A run of records:
+ + + +
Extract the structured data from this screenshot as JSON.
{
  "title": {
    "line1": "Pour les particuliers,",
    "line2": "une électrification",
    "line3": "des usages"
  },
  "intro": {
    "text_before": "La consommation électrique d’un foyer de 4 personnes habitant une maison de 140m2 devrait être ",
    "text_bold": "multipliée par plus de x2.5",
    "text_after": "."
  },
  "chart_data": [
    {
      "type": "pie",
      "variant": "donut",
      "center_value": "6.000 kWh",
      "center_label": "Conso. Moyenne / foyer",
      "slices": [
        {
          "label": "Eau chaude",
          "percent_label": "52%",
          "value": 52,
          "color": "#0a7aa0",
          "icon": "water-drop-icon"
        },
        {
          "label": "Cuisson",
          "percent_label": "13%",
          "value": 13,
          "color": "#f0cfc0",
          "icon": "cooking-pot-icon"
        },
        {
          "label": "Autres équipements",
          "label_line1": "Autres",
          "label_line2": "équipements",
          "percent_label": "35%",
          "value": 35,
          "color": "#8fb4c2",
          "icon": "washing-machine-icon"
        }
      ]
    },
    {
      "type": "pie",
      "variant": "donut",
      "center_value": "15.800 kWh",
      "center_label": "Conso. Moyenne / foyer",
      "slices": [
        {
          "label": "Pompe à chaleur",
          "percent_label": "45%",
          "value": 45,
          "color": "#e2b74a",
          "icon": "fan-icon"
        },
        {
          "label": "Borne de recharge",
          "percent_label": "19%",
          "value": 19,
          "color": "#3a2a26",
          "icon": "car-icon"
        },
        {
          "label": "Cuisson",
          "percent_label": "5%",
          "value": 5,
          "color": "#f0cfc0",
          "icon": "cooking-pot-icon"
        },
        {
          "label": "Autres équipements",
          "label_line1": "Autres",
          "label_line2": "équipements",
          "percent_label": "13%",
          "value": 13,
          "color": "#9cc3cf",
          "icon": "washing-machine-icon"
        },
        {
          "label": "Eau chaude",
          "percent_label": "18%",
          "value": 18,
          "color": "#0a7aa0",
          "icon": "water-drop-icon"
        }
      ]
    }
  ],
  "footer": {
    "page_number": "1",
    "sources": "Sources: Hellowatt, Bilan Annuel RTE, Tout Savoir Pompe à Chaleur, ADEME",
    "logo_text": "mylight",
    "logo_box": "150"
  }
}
+ + + +
▶ **TASK STATEMENT**:
Copy out all of the records above with nothing altered.

▶ **ANSWER IN FULL**:
Extract the structured data from this screenshot as JSON.
{
  "title": {
    "line1": "Pour les particuliers,",
    "line2": "une électrification",
    "line3": "des usages"
  },
  "intro": {
    "text_before": "La consommation électrique d’un foyer de 4 personnes habitant une maison de 140m2 devrait être ",
    "text_bold": "multipliée par plus de x2.5",
    "text_after": "."
  },
  "chart_data": [
    {
      "type": "pie",
      "variant": "donut",
      "center_value": "6.000 kWh",
      "center_label": "Conso. Moyenne / foyer",
      "slices": [
        {
          "label": "Eau chaude",
          "percent_label": "52%",
          "value": 52,
          "color": "#0a7aa0",
          "icon": "water-drop-icon"
        },
        {
          "label": "Cuisson",
          "percent_label": "13%",
          "value": 13,
          "color": "#f0cfc0",
          "icon": "cooking-pot-icon"
        },
        {
          "label": "Autres équipements",
          "label_line1": "Autres",
          "label_line2": "équipements",
          "percent_label": "35%",
          "value": 35,
          "color": "#8fb4c2",
          "icon": "washing-machine-icon"
        }
      ]
    },
    {
      "type": "pie",
      "variant": "donut",
      "center_value": "15.800 kWh",
      "center_label": "Conso. Moyenne / foyer",
      "slices": [
        {
          "label": "Pompe à chaleur",
          "percent_label": "45%",
          "value": 45,
          "color": "#e2b74a",
          "icon": "fan-icon"
        },
        {
          "label": "Borne de recharge",
          "percent_label": "19%",
          "value": 19,
          "color": "#3a2a26",
          "icon": "car-icon"
        },
        {
          "label": "Cuisson",
          "percent_label": "5%",
          "value": 5,
          "color": "#f0cfc0",
          "icon": "cooking-pot-icon"
        },
        {
          "label": "Autres équipements",
          "label_line1": "Autres",
          "label_line2": "équipements",
          "percent_label": "13%",
          "value": 13,
          "color": "#9cc3cf",
          "icon": "washing-machine-icon"
        },
        {
          "label": "Eau chaude",
          "percent_label": "18%",
          "value": 18,
          "color": "#0a7aa0",
          "icon": "water-drop-icon"
        }
      ]
    }
  ],
  "footer": {
    "page_number": "1",
    "sources": "Sources: Hellowatt, Bilan Annuel RTE, Tout Savoir Pompe à Chaleur, ADEME",
    "logo_text": "mylight",
    "logo_box": "150"
  }
}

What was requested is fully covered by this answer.